- _Exercise task_
Retype each record below word for word. Leave the pictures out.

Stored data
[Start]
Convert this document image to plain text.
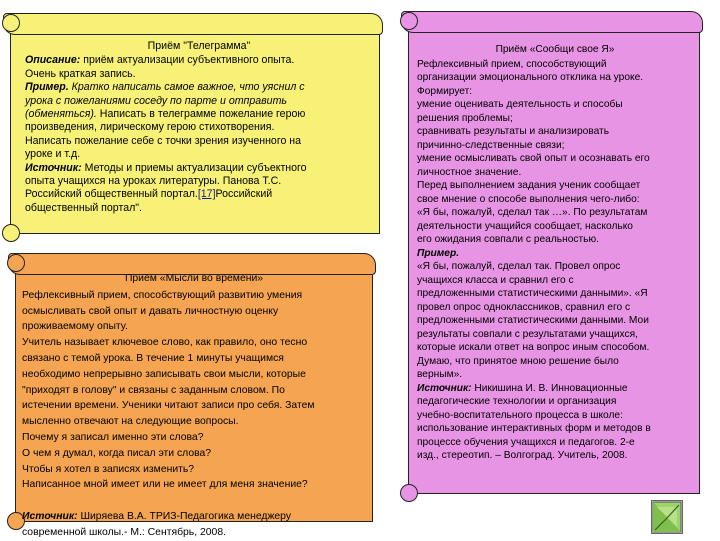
Приём "Телеграмма"
Описание: приём актуализации субъективного опыта.
Очень краткая запись.
Пример. Кратко написать самое важное, что уяснил с
урока с пожеланиями соседу по парте и отправить
(обменяться). Написать в телеграмме пожелание герою
произведения, лирическому герою стихотворения.
Написать пожелание себе с точки зрения изученного на
уроке и т.д.
Источник: Методы и приемы актуализации субъектного
опыта учащихся на уроках литературы. Панова Т.С.
Российский общественный портал.[17]Российский
общественный портал".
Приём «Мысли во времени»
Рефлексивный прием, способствующий развитию умения
осмысливать свой опыт и давать личностную оценку
проживаемому опыту.
Учитель называет ключевое слово, как правило, оно тесно
связано с темой урока. В течение 1 минуты учащимся
необходимо непрерывно записывать свои мысли, которые
"приходят в голову" и связаны с заданным словом. По
истечении времени. Ученики читают записи про себя. Затем
мысленно отвечают на следующие вопросы.
Почему я записал именно эти слова?
О чем я думал, когда писал эти слова?
Чтобы я хотел в записях изменить?
Написанное мной имеет или не имеет для меня значение?
Источник: Ширяева В.А. ТРИЗ-Педагогика менеджеру
современной школы.- М.: Сентябрь, 2008.
Приём «Сообщи свое Я»
Рефлексивный прием, способствующий
организации эмоционального отклика на уроке.
Формирует:
умение оценивать деятельность и способы
решения проблемы;
сравнивать результаты и анализировать
причинно-следственные связи;
умение осмысливать свой опыт и осознавать его
личностное значение.
Перед выполнением задания ученик сообщает
свое мнение о способе выполнения чего-либо:
«Я бы, пожалуй, сделал так …». По результатам
деятельности учащийся сообщает, насколько
его ожидания совпали с реальностью.
Пример.
«Я бы, пожалуй, сделал так. Провел опрос
учащихся класса и сравнил его с
предложенными статистическими данными». «Я
провел опрос одноклассников, сравнил его с
предложенными статистическими данными. Мои
результаты совпали с результатами учащихся,
которые искали ответ на вопрос иным способом.
Думаю, что принятое мною решение было
верным».
Источник: Никишина И. В. Инновационные
педагогические технологии и организация
учебно-воспитательного процесса в школе:
использование интерактивных форм и методов в
процессе обучения учащихся и педагогов. 2-е
изд., стереотип. – Волгоград. Учитель, 2008.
[End]
- _The reply_
Convert this document image to plain text.
Приём "Телеграмма"
Описание: приём актуализации субъективного опыта.
Очень краткая запись.
Пример. Кратко написать самое важное, что уяснил с
урока с пожеланиями соседу по парте и отправить
(обменяться). Написать в телеграмме пожелание герою
произведения, лирическому герою стихотворения.
Написать пожелание себе с точки зрения изученного на
уроке и т.д.
Источник: Методы и приемы актуализации субъектного
опыта учащихся на уроках литературы. Панова Т.С.
Российский общественный портал.[17]Российский
общественный портал".
Приём «Мысли во времени»
Рефлексивный прием, способствующий развитию умения
осмысливать свой опыт и давать личностную оценку
проживаемому опыту.
Учитель называет ключевое слово, как правило, оно тесно
связано с темой урока. В течение 1 минуты учащимся
необходимо непрерывно записывать свои мысли, которые
"приходят в голову" и связаны с заданным словом. По
истечении времени. Ученики читают записи про себя. Затем
мысленно отвечают на следующие вопросы.
Почему я записал именно эти слова?
О чем я думал, когда писал эти слова?
Чтобы я хотел в записях изменить?
Написанное мной имеет или не имеет для меня значение?
Источник: Ширяева В.А. ТРИЗ-Педагогика менеджеру
современной школы.- М.: Сентябрь, 2008.
Приём «Сообщи свое Я»
Рефлексивный прием, способствующий
организации эмоционального отклика на уроке.
Формирует:
умение оценивать деятельность и способы
решения проблемы;
сравнивать результаты и анализировать
причинно-следственные связи;
умение осмысливать свой опыт и осознавать его
личностное значение.
Перед выполнением задания ученик сообщает
свое мнение о способе выполнения чего-либо:
«Я бы, пожалуй, сделал так …». По результатам
деятельности учащийся сообщает, насколько
его ожидания совпали с реальностью.
Пример.
«Я бы, пожалуй, сделал так. Провел опрос
учащихся класса и сравнил его с
предложенными статистическими данными». «Я
провел опрос одноклассников, сравнил его с
предложенными статистическими данными. Мои
результаты совпали с результатами учащихся,
которые искали ответ на вопрос иным способом.
Думаю, что принятое мною решение было
верным».
Источник: Никишина И. В. Инновационные
педагогические технологии и организация
учебно-воспитательного процесса в школе:
использование интерактивных форм и методов в
процессе обучения учащихся и педагогов. 2-е
изд., стереотип. – Волгоград. Учитель, 2008.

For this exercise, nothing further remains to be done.